(Records from a collection of figures)
-- Begin --

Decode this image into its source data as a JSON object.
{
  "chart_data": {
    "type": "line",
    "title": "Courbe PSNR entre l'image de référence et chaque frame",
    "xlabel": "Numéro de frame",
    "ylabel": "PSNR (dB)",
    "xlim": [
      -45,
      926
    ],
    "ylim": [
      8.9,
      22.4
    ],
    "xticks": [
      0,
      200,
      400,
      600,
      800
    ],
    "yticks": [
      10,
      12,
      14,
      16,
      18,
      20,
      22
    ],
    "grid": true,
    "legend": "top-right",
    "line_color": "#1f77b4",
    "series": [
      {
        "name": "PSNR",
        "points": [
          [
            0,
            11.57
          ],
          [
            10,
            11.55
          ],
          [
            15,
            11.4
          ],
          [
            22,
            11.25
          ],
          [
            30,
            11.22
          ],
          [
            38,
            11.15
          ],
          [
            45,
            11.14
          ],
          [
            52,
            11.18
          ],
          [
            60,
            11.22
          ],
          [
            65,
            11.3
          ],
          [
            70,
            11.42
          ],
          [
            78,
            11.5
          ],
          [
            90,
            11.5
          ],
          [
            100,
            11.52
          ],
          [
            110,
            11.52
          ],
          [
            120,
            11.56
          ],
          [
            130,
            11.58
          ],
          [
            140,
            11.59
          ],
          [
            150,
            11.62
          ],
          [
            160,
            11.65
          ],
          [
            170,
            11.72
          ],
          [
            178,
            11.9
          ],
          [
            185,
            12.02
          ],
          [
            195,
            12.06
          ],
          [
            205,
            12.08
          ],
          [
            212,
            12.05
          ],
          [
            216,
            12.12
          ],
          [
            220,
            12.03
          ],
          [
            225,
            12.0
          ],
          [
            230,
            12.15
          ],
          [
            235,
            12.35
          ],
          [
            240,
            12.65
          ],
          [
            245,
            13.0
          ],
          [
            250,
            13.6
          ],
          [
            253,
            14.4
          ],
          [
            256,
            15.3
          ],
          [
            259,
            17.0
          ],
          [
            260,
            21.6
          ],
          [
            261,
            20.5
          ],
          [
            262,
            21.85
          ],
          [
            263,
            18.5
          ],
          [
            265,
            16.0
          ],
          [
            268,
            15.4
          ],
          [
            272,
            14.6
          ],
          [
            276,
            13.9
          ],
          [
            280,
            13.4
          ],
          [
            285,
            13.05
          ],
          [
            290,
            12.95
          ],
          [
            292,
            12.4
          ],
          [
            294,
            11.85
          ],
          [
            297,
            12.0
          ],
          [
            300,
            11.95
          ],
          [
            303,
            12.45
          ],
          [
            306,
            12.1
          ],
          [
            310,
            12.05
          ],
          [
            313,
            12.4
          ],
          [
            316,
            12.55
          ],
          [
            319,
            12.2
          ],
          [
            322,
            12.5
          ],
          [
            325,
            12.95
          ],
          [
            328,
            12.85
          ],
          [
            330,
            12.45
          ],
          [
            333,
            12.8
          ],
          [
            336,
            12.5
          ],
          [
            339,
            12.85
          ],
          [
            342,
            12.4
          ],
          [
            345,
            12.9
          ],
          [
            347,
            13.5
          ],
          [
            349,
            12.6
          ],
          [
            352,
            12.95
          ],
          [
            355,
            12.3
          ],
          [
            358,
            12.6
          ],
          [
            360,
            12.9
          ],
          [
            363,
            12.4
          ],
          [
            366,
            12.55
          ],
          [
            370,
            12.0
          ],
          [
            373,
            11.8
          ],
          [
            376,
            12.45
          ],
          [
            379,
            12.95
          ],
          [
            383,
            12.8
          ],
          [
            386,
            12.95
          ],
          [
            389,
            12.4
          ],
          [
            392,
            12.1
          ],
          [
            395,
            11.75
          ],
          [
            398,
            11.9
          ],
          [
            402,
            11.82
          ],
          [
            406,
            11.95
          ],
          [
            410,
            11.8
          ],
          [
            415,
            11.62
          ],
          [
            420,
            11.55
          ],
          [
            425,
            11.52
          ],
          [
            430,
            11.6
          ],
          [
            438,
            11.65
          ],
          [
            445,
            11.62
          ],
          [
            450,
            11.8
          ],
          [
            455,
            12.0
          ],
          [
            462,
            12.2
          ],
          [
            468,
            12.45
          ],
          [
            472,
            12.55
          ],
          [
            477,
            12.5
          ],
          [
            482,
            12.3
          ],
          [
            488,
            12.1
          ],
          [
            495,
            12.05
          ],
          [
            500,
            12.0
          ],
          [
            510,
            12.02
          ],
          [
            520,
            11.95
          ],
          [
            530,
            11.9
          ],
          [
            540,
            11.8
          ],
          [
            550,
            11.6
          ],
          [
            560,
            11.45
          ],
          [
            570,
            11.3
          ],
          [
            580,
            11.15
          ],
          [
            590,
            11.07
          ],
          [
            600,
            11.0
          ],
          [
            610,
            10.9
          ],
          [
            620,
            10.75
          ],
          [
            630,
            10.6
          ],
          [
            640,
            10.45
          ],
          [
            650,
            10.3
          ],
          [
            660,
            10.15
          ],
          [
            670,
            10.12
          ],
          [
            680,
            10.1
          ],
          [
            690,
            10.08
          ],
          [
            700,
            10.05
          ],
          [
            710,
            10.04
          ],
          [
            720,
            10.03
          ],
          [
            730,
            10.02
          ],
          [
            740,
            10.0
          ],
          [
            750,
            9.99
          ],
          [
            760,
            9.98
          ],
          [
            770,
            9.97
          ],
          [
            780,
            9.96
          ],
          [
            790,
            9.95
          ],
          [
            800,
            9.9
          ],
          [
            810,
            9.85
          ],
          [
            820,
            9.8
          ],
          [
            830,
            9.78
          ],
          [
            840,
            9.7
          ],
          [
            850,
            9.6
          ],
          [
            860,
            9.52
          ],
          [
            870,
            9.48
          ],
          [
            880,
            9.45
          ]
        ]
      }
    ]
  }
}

-- End --

■ What you should do: In the records, locate each line holding the string "PSNR" and copy it.

■ Expected answer:
    "title": "Courbe PSNR entre l'image de référence et chaque frame",
    "ylabel": "PSNR (dB)",
        "name": "PSNR",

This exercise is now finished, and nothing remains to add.